◆ PROVIDED INFORMATION
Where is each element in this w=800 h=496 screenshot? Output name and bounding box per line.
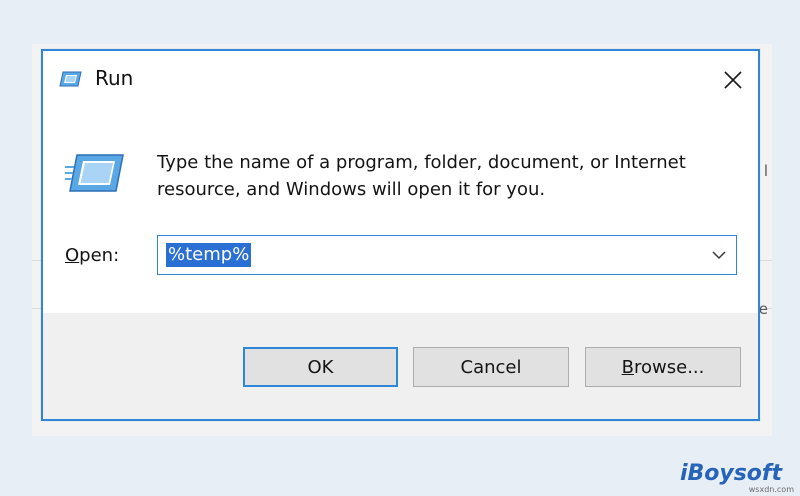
run-icon [59,71,82,87]
ok-button[interactable]: OK [243,347,398,387]
watermark: wsxdn.com [748,485,794,494]
open-combobox[interactable]: %temp% [157,235,737,275]
open-label: Open: [65,245,119,266]
button-bar: OK Cancel Browse... [43,313,758,419]
selected-text: %temp% [166,243,252,267]
close-icon [724,71,742,89]
run-icon [65,154,124,192]
browse-button-accelerator: B [621,356,634,378]
browse-button-label: rowse... [634,356,705,378]
run-dialog: Run Type the name of a program, folder, … [41,49,760,421]
brand-logo: iBoysoft [679,461,782,486]
ok-button-label: OK [307,356,334,378]
open-label-text: pen: [79,245,120,266]
title-bar[interactable]: Run [43,51,758,109]
cancel-button[interactable]: Cancel [413,347,569,387]
open-label-accelerator: O [65,245,80,266]
cancel-button-label: Cancel [460,356,522,378]
dialog-content: Type the name of a program, folder, docu… [43,109,758,313]
chevron-down-icon[interactable] [708,244,730,266]
instruction-text: Type the name of a program, folder, docu… [157,152,686,200]
close-button[interactable] [714,61,752,99]
browse-button[interactable]: Browse... [585,347,741,387]
window-title: Run [95,66,134,90]
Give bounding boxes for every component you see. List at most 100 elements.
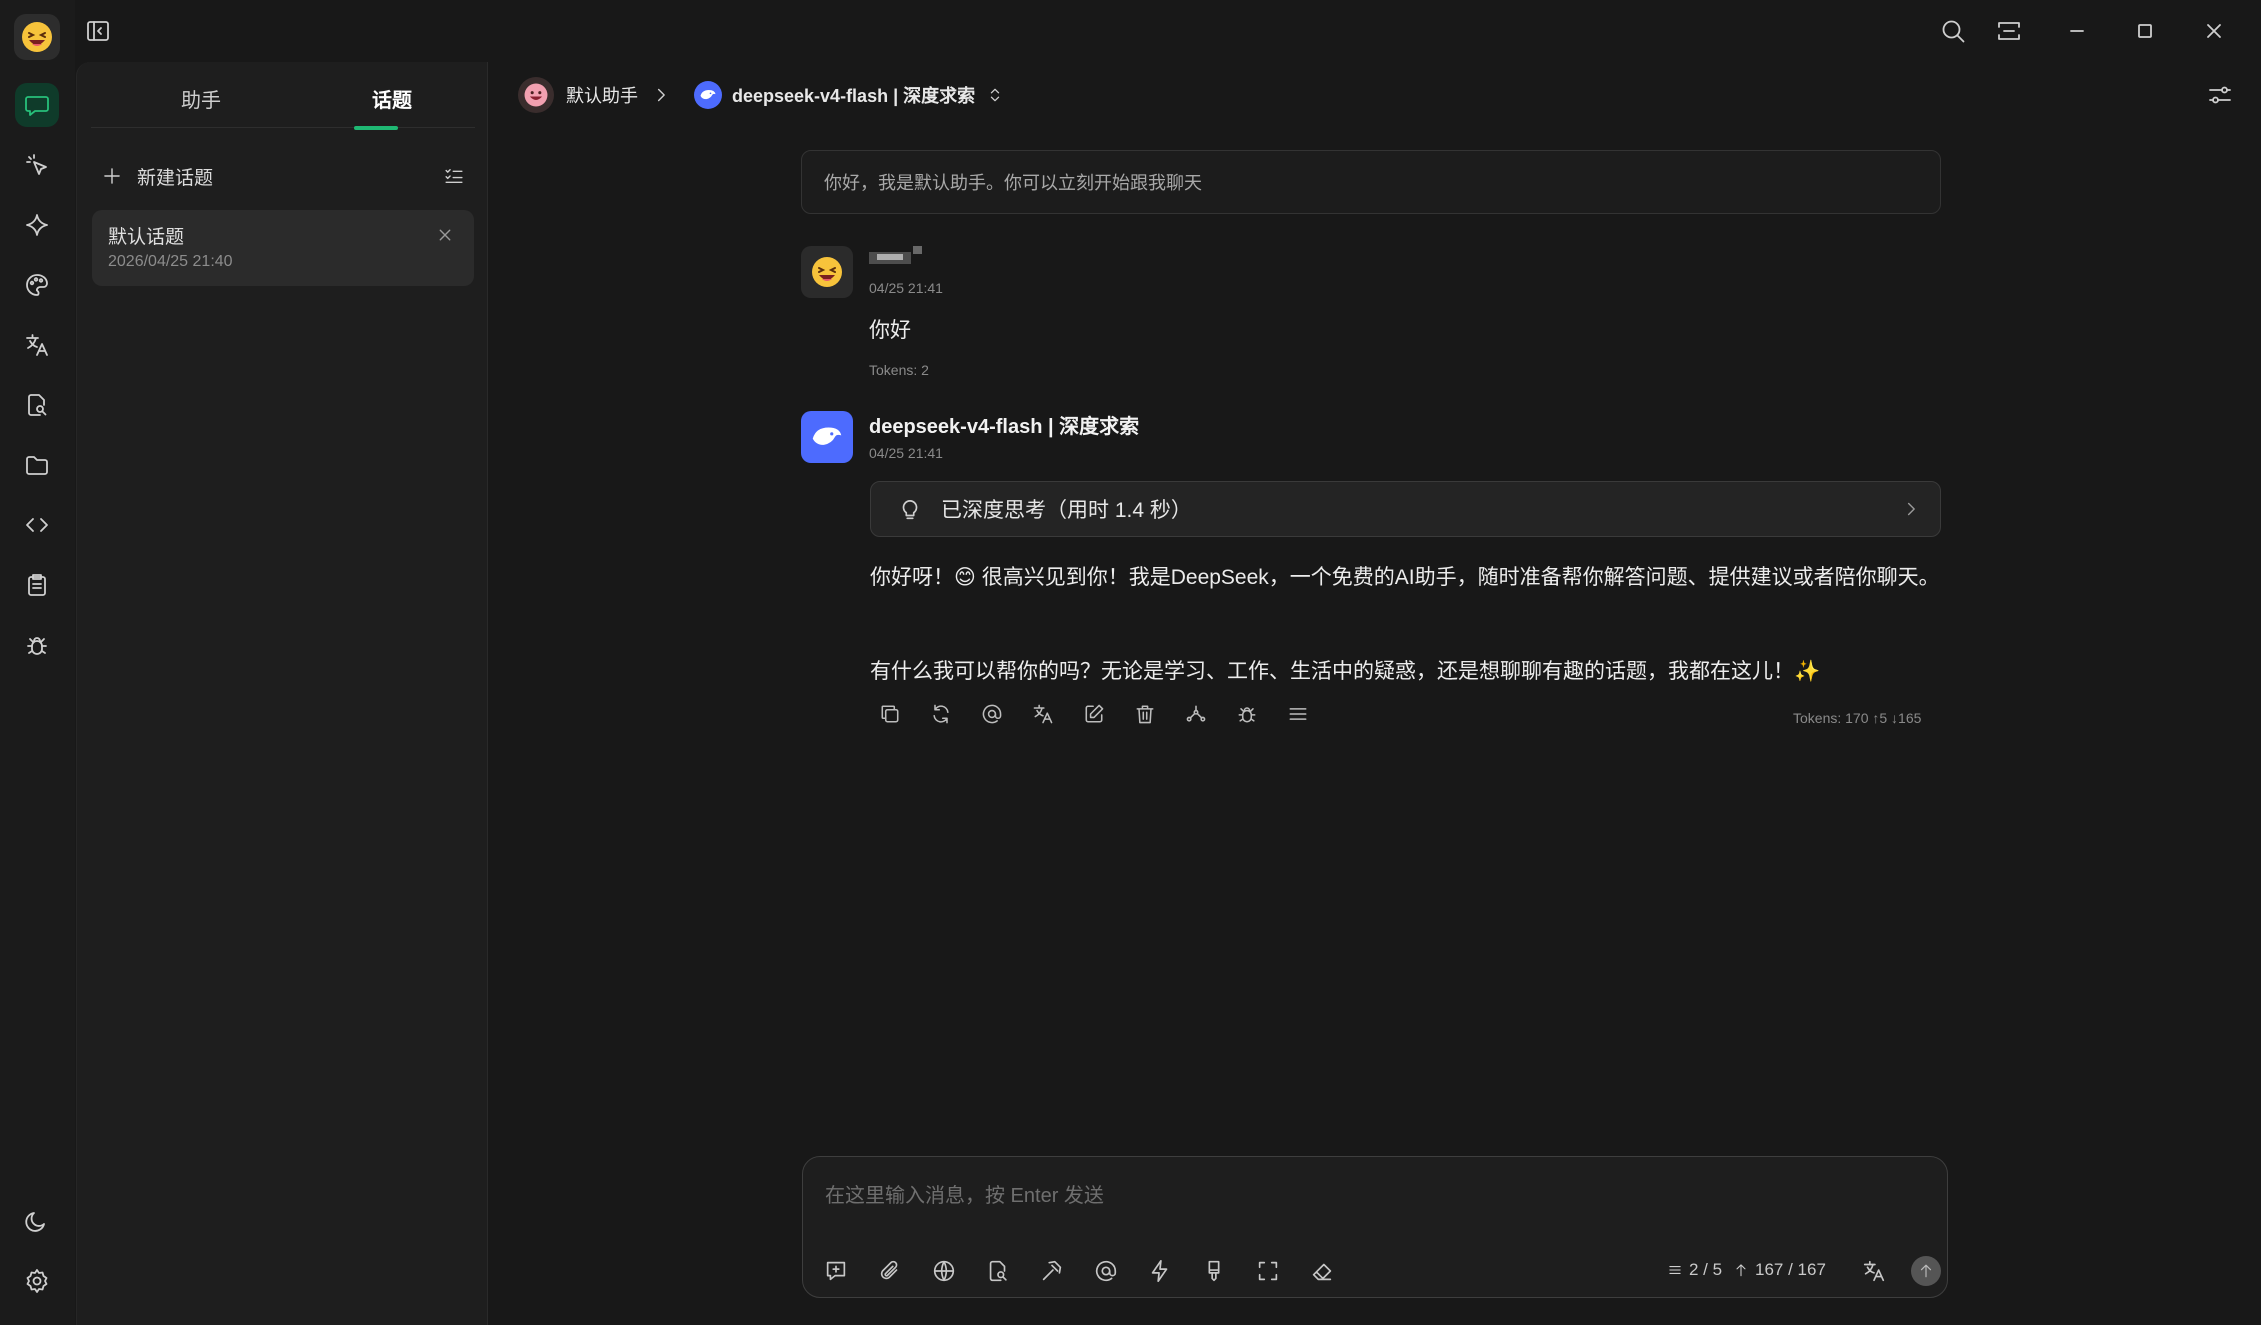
nav-chat[interactable] bbox=[15, 83, 59, 127]
send-button[interactable] bbox=[1911, 1256, 1941, 1286]
topic-time: 2026/04/25 21:40 bbox=[108, 253, 233, 270]
regenerate-button[interactable] bbox=[923, 696, 974, 732]
document-search-icon bbox=[989, 1260, 1007, 1282]
context-count[interactable]: 2 / 5 bbox=[1667, 1260, 1722, 1280]
close-icon[interactable] bbox=[434, 224, 456, 246]
nav-sparkle[interactable] bbox=[15, 203, 59, 247]
translate-icon bbox=[1033, 704, 1053, 724]
toggle-sidebar-button[interactable] bbox=[81, 14, 115, 48]
cursor-sparkle-icon bbox=[26, 154, 47, 175]
nav-theme[interactable] bbox=[15, 1199, 59, 1243]
panel-tabs: 助手 话题 bbox=[91, 80, 475, 128]
chevron-updown-icon bbox=[990, 88, 1000, 102]
chevron-right-icon bbox=[657, 88, 665, 102]
mention-button[interactable] bbox=[974, 696, 1025, 732]
knowledge-button[interactable] bbox=[979, 1253, 1033, 1289]
web-search-button[interactable] bbox=[925, 1253, 979, 1289]
edit-icon bbox=[1085, 704, 1104, 723]
user-message-tokens: Tokens: 2 bbox=[869, 362, 929, 378]
model-avatar bbox=[801, 411, 853, 463]
assistant-message-tokens: Tokens: 170 ↑5 ↓165 bbox=[1793, 710, 1922, 726]
sidebar-toggle-icon bbox=[87, 21, 109, 41]
input-toolbar bbox=[817, 1253, 1357, 1289]
title-bar bbox=[75, 0, 2261, 62]
branch-button[interactable] bbox=[1178, 696, 1229, 732]
translate-icon bbox=[1863, 1260, 1885, 1282]
code-icon bbox=[26, 518, 48, 532]
chat-settings-button[interactable] bbox=[2203, 78, 2237, 112]
mention-model-button[interactable] bbox=[1087, 1253, 1141, 1289]
branch-icon bbox=[1186, 705, 1206, 722]
translate-input-button[interactable] bbox=[1855, 1253, 1909, 1289]
at-icon bbox=[982, 704, 1002, 724]
thinking-collapse[interactable]: 已深度思考（用时 1.4 秒） bbox=[870, 481, 1941, 537]
close-icon bbox=[2207, 24, 2221, 38]
message-input[interactable]: 在这里输入消息，按 Enter 发送 bbox=[825, 1179, 1104, 1208]
topic-item[interactable]: 默认话题 2026/04/25 21:40 bbox=[92, 210, 474, 286]
new-topic-input-button[interactable] bbox=[817, 1253, 871, 1289]
attach-button[interactable] bbox=[871, 1253, 925, 1289]
active-tab-indicator bbox=[354, 126, 398, 130]
mini-window-button[interactable] bbox=[1992, 14, 2026, 48]
user-avatar[interactable] bbox=[14, 14, 60, 60]
nav-agents[interactable] bbox=[15, 143, 59, 187]
gear-icon bbox=[26, 1269, 48, 1293]
assistant-name: 默认助手 bbox=[566, 86, 638, 106]
nav-folder[interactable] bbox=[15, 443, 59, 487]
minimize-icon bbox=[2070, 30, 2084, 32]
nav-plugins[interactable] bbox=[15, 623, 59, 667]
debug-button[interactable] bbox=[1229, 696, 1280, 732]
nav-settings[interactable] bbox=[15, 1259, 59, 1303]
more-button[interactable] bbox=[1280, 696, 1331, 732]
maximize-button[interactable] bbox=[2128, 14, 2162, 48]
list-check-icon[interactable] bbox=[443, 165, 465, 187]
user-message-text: 你好 bbox=[869, 319, 911, 342]
whale-icon bbox=[700, 90, 716, 100]
plus-icon bbox=[104, 168, 120, 184]
translate-button[interactable] bbox=[1025, 696, 1076, 732]
nav-files-search[interactable] bbox=[15, 383, 59, 427]
chat-icon bbox=[25, 96, 49, 116]
user-message-time: 04/25 21:41 bbox=[869, 280, 943, 296]
tools-button[interactable] bbox=[1033, 1253, 1087, 1289]
nav-code[interactable] bbox=[15, 503, 59, 547]
new-topic-button[interactable]: 新建话题 bbox=[101, 154, 465, 198]
copy-button[interactable] bbox=[872, 696, 923, 732]
quick-phrase-button[interactable] bbox=[1141, 1253, 1195, 1289]
grinning-face-icon bbox=[524, 83, 548, 107]
at-icon bbox=[1095, 1260, 1117, 1282]
clear-context-button[interactable] bbox=[1195, 1253, 1249, 1289]
hammer-icon bbox=[1042, 1260, 1062, 1281]
copy-icon bbox=[881, 705, 899, 723]
close-window-button[interactable] bbox=[2197, 14, 2231, 48]
token-count-text: 167 / 167 bbox=[1755, 1260, 1826, 1279]
laughing-face-icon bbox=[812, 257, 842, 287]
message-input-box: 在这里输入消息，按 Enter 发送 2 / 5 167 / 167 bbox=[802, 1156, 1948, 1298]
edit-button[interactable] bbox=[1076, 696, 1127, 732]
chat-main: 默认助手 deepseek-v4-flash | 深度求索 你好，我是默认助手。… bbox=[489, 62, 2261, 1325]
chevron-right-icon bbox=[1907, 502, 1915, 516]
document-search-icon bbox=[28, 394, 47, 416]
assistant-crumb[interactable]: 默认助手 bbox=[518, 76, 672, 114]
eraser-icon bbox=[1312, 1263, 1332, 1281]
lightning-icon bbox=[1151, 1259, 1168, 1283]
nav-translate[interactable] bbox=[15, 323, 59, 367]
assistant-paragraph-2: 有什么我可以帮你的吗？无论是学习、工作、生活中的疑惑，还是想聊聊有趣的话题，我都… bbox=[870, 660, 1821, 683]
model-selector[interactable]: deepseek-v4-flash | 深度求索 bbox=[694, 76, 1005, 114]
delete-button[interactable] bbox=[1127, 696, 1178, 732]
minimize-button[interactable] bbox=[2060, 14, 2094, 48]
nav-paint[interactable] bbox=[15, 263, 59, 307]
fullscreen-icon bbox=[1258, 1261, 1278, 1281]
search-button[interactable] bbox=[1936, 14, 1970, 48]
search-icon bbox=[1942, 20, 1965, 43]
clear-input-button[interactable] bbox=[1303, 1253, 1357, 1289]
nav-notes[interactable] bbox=[15, 563, 59, 607]
topics-panel: 助手 话题 新建话题 默认话题 2026/04/25 21:40 bbox=[76, 62, 488, 1325]
palette-icon bbox=[26, 274, 48, 296]
assistant-avatar bbox=[518, 77, 554, 113]
mini-window-icon bbox=[1998, 22, 2020, 40]
tab-topics[interactable]: 话题 bbox=[312, 84, 472, 113]
sparkle-icon bbox=[26, 214, 48, 236]
expand-button[interactable] bbox=[1249, 1253, 1303, 1289]
tab-assistants[interactable]: 助手 bbox=[121, 84, 281, 113]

◆ WORK INSTRUCTIONS
Arrange the items in the stretch from the line containing "nav-chat[interactable] bbox=[15, 83, 59, 127]" through the line containing "nav-sparkle[interactable] bbox=[15, 203, 59, 247]" as a numbered list, leaving out any blank lines.

◆ TASK RESPONSE
1. nav-chat[interactable] bbox=[15, 83, 59, 127]
2. send-button[interactable] bbox=[1911, 1256, 1941, 1286]
3. topic-time: 2026/04/25 21:40 bbox=[108, 253, 233, 270]
4. regenerate-button[interactable] bbox=[923, 696, 974, 732]
5. document-search-icon bbox=[989, 1260, 1007, 1282]
6. context-count[interactable]: 2 / 5 bbox=[1667, 1260, 1722, 1280]
7. close-icon[interactable] bbox=[434, 224, 456, 246]
8. nav-sparkle[interactable] bbox=[15, 203, 59, 247]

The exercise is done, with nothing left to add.